→ Short task
In the listing below, locate the lines bearing the word "with". Copy every one of them.

-- Begin --

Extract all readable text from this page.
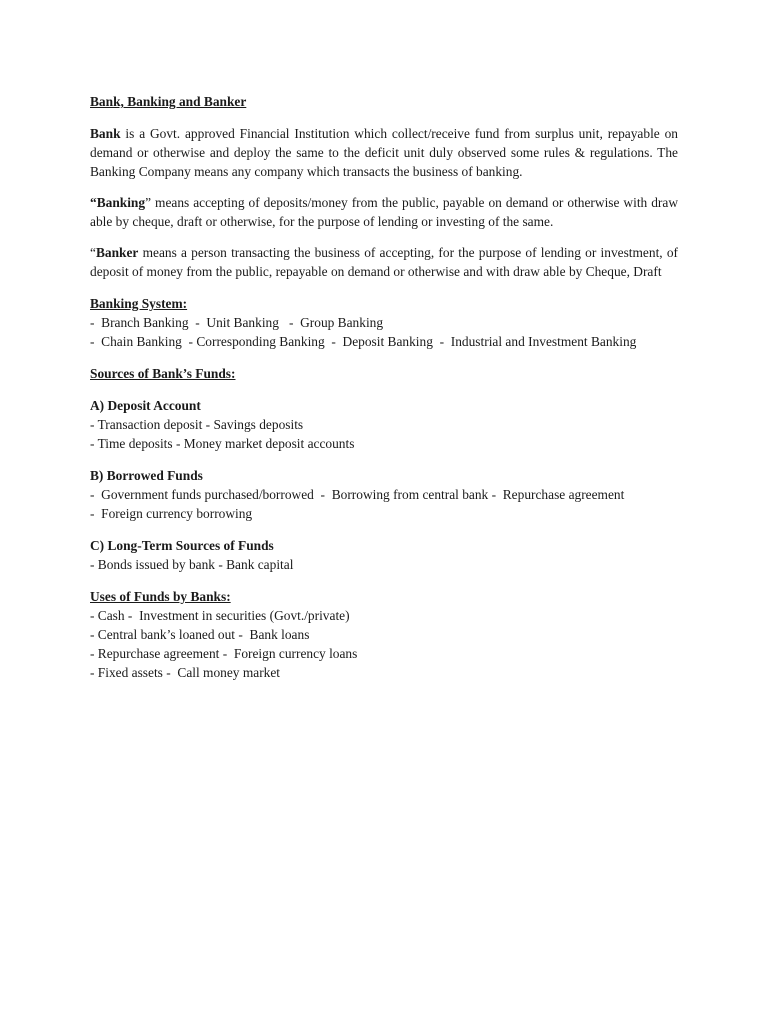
Bank, Banking and Banker

Bank is a Govt. approved Financial Institution which collect/receive fund from surplus unit, repayable on demand or otherwise and deploy the same to the deficit unit duly observed some rules & regulations. The Banking Company means any company which transacts the business of banking.

“Banking” means accepting of deposits/money from the public, payable on demand or otherwise with draw able by cheque, draft or otherwise, for the purpose of lending or investing of the same.

“Banker means a person transacting the business of accepting, for the purpose of lending or investment, of deposit of money from the public, repayable on demand or otherwise and with draw able by Cheque, Draft

Banking System:

-  Branch Banking  -  Unit Banking   -  Group Banking

-  Chain Banking  - Corresponding Banking  -  Deposit Banking  -  Industrial and Investment Banking

Sources of Bank’s Funds:

A) Deposit Account

- Transaction deposit - Savings deposits

- Time deposits - Money market deposit accounts

B) Borrowed Funds

-  Government funds purchased/borrowed  -  Borrowing from central bank -  Repurchase agreement

-  Foreign currency borrowing

C) Long-Term Sources of Funds

- Bonds issued by bank - Bank capital

Uses of Funds by Banks:

- Cash -  Investment in securities (Govt./private)

- Central bank’s loaned out -  Bank loans

- Repurchase agreement -  Foreign currency loans

- Fixed assets -  Call money market
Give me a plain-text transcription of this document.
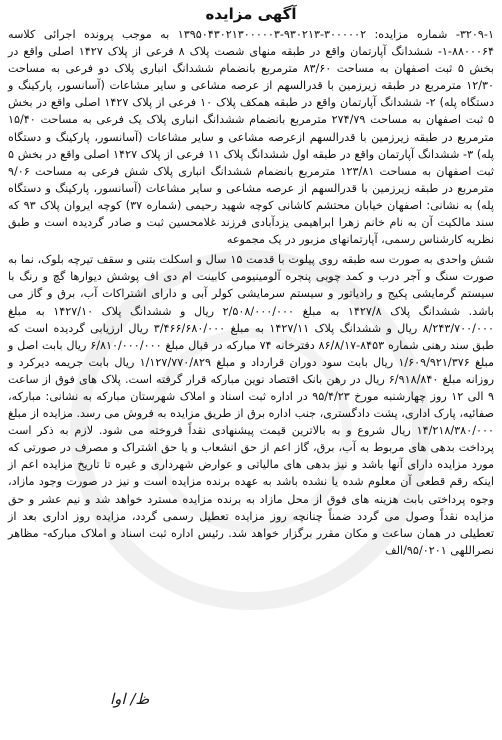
آگهی مزایده

۳۲۰۹-۱- شماره مزایده: ۳۰۰۰۰۰۲-۹۳۰۲۱۳-۱۳۹۵۰۴۳۰۲۱۳۰۰۰۰۰۳ به موجب پرونده اجرائی کلاسه ۸۸۰۰۰۶۴-۱- ششدانگ آپارتمان واقع در طبقه منهای شصت پلاک ۸ فرعی از پلاک ۱۴۲۷ اصلی واقع در بخش ۵ ثبت اصفهان به مساحت ۸۳/۶۰ مترمربع بانضمام ششدانگ انباری پلاک دو فرعی به مساحت ۱۲/۳۰ مترمربع در طبقه زیرزمین با قدرالسهم از عرصه مشاعی و سایر مشاعات (آسانسور، پارکینگ و دستگاه پله) ۲- ششدانگ آپارتمان واقع در طبقه همکف پلاک ۱۰ فرعی از پلاک ۱۴۲۷ اصلی واقع در بخش ۵ ثبت اصفهان به مساحت ۲۷۴/۷۹ مترمربع بانضمام ششدانگ انباری پلاک یک فرعی به مساحت ۱۵/۴۰ مترمربع در طبقه زیرزمین با قدرالسهم ازعرصه مشاعی و سایر مشاعات (آسانسور، پارکینگ و دستگاه پله) ۳- ششدانگ آپارتمان واقع در طبقه اول ششدانگ پلاک ۱۱ فرعی از پلاک ۱۴۲۷ اصلی واقع در بخش ۵ ثبت اصفهان به مساحت ۱۲۳/۸۱ مترمربع بانضمام ششدانگ انباری پلاک شش فرعی به مساحت ۹/۰۶ مترمربع در طبقه زیرزمین با قدرالسهم از عرصه مشاعی و سایر مشاعات (آسانسور، پارکینگ و دستگاه پله) به نشانی: اصفهان خیابان محتشم کاشانی کوچه شهید رحیمی (شماره ۳۷) کوچه ایروان پلاک ۹۳ که سند مالکیت آن به نام خانم زهرا ابراهیمی یزدآبادی فرزند غلامحسین ثبت و صادر گردیده است و طبق نظریه کارشناس رسمی، آپارتمانهای مزبور در یک مجموعه

شش واحدی به صورت سه طبقه روی پیلوت با قدمت ۱۵ سال و اسکلت بتنی و سقف تیرچه بلوک، نما به صورت سنگ و آجر درب و کمد چوبی پنجره آلومینیومی کابینت ام دی اف پوشش دیوارها گچ و رنگ با سیستم گرمایشی پکیج و رادیاتور و سیستم سرمایشی کولر آبی و دارای اشتراکات آب، برق و گاز می باشد. ششدانگ پلاک ۱۴۲۷/۸ به مبلغ ۲/۵۰۸/۰۰۰/۰۰۰ ریال و ششدانگ پلاک ۱۴۲۷/۱۰ به مبلغ ۸/۲۴۳/۷۰۰/۰۰۰ ریال و ششدانگ پلاک ۱۴۲۷/۱۱ به مبلغ ۳/۴۶۶/۶۸۰/۰۰۰ ریال ارزیابی گردیده است که طبق سند رهنی شماره ۸۴۵۳-۸۶/۸/۱۷ دفترخانه ۷۴ مبارکه در قبال مبلغ ۶/۸۱۰/۰۰۰/۰۰۰ ریال بابت اصل و مبلغ ۱/۶۰۹/۹۲۱/۳۷۶ ریال بابت سود دوران قرارداد و مبلغ ۱/۱۲۷/۷۷۰/۸۲۹ ریال بابت جریمه دیرکرد و روزانه مبلغ ۶/۹۱۸/۸۴۰ ریال در رهن بانک اقتصاد نوین مبارکه قرار گرفته است. پلاک های فوق از ساعت ۹ الی ۱۲ روز چهارشنبه مورخ ۹۵/۴/۲۳ در اداره ثبت اسناد و املاک شهرستان مبارکه به نشانی: مبارکه، صفائیه، پارک اداری، پشت دادگستری، جنب اداره برق از طریق مزایده به فروش می رسد. مزایده از مبلغ ۱۴/۲۱۸/۳۸۰/۰۰۰ ریال شروع و به بالاترین قیمت پیشنهادی نقداً فروخته می شود. لازم به ذکر است پرداخت بدهی های مربوط به آب، برق، گاز اعم از حق انشعاب و یا حق اشتراک و مصرف در صورتی که مورد مزایده دارای آنها باشد و نیز بدهی های مالیاتی و عوارض شهرداری و غیره تا تاریخ مزایده اعم از اینکه رقم قطعی آن معلوم شده یا نشده باشد به عهده برنده مزایده است و نیز در صورت وجود مازاد، وجوه پرداختی بابت هزینه های فوق از محل مازاد به برنده مزایده مسترد خواهد شد و نیم عشر و حق مزایده نقداً وصول می گردد ضمناً چنانچه روز مزایده تعطیل رسمی گردد، مزایده روز اداری بعد از تعطیلی در همان ساعت و مکان مقرر برگزار خواهد شد. رئیس اداره ثبت اسناد و املاک مبارکه- مظاهر نصراللهی ۹۵/۰۲۰۱/الف

ظ/ اوا
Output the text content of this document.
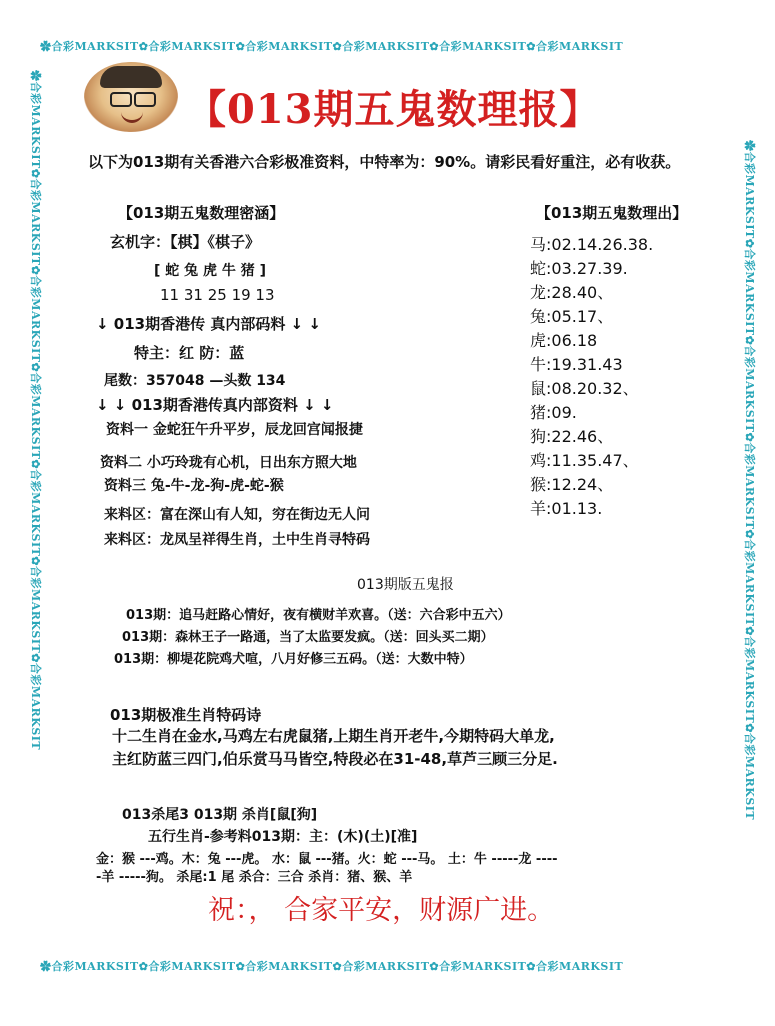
✿合彩MARKSIT✿合彩MARKSIT✿合彩MARKSIT✿合彩MARKSIT✿合彩MARKSIT✿合彩MARKSIT
✿合彩MARKSIT✿合彩MARKSIT✿合彩MARKSIT✿合彩MARKSIT✿合彩MARKSIT✿合彩MARKSIT
✿合彩MARKSIT✿合彩MARKSIT✿合彩MARKSIT✿合彩MARKSIT✿合彩MARKSIT✿合彩MARKSIT✿合彩MARKSIT	✿合彩MARKSIT✿合彩MARKSIT✿合彩MARKSIT✿合彩MARKSIT✿合彩MARKSIT✿合彩MARKSIT✿合彩MARKSIT
【013期五鬼数理报】
以下为013期有关香港六合彩极准资料，中特率为：90%。请彩民看好重注，必有收获。
【013期五鬼数理密涵】
玄机字：【棋】《棋子》
[ 蛇 兔 虎 牛 猪 ]
11 31 25 19 13
↓ 013期香港传 真内部码料 ↓ ↓
特主：红 防：蓝
尾数：357048 —头数 134
↓ ↓ 013期香港传真内部资料 ↓ ↓
资料一 金蛇狂午升平岁，辰龙回宫闻报捷
资料二 小巧玲珑有心机，日出东方照大地
资料三 兔-牛-龙-狗-虎-蛇-猴
来料区：富在深山有人知，穷在街边无人问
来料区：龙凤呈祥得生肖，土中生肖寻特码
【013期五鬼数理出】
马:02.14.26.38.
蛇:03.27.39.
龙:28.40、
兔:05.17、
虎:06.18
牛:19.31.43
鼠:08.20.32、
猪:09.
狗:22.46、
鸡:11.35.47、
猴:12.24、
羊:01.13.
013期版五鬼报
013期：追马赶路心情好，夜有横财羊欢喜。（送：六合彩中五六）
013期：森林王子一路通，当了太监要发疯。（送：回头买二期）
013期：柳堤花院鸡犬喧，八月好修三五码。（送：大数中特）
013期极准生肖特码诗
十二生肖在金水,马鸡左右虎鼠猪,上期生肖开老牛,今期特码大单龙,
主红防蓝三四门,伯乐赏马马皆空,特段必在31-48,草芦三顾三分足.
013杀尾3 013期 杀肖[鼠[狗]
五行生肖-参考料013期：主：(木)(土)[准]
金：猴 ---鸡。木：兔 ---虎。 水：鼠 ---猪。火：蛇 ---马。 土：牛 -----龙 ----
-羊 -----狗。 杀尾:1 尾 杀合：三合 杀肖：猪、猴、羊
祝：， 合家平安，财源广进。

-- End --

→ Solution for this task
“Banking” means accepting of deposits/money from the public, payable on demand or otherwise with draw able by cheque, draft or otherwise, for the purpose of lending or investing of the same.
“Banker means a person transacting the business of accepting, for the purpose of lending or investment, of deposit of money from the public, repayable on demand or otherwise and with draw able by Cheque, Draft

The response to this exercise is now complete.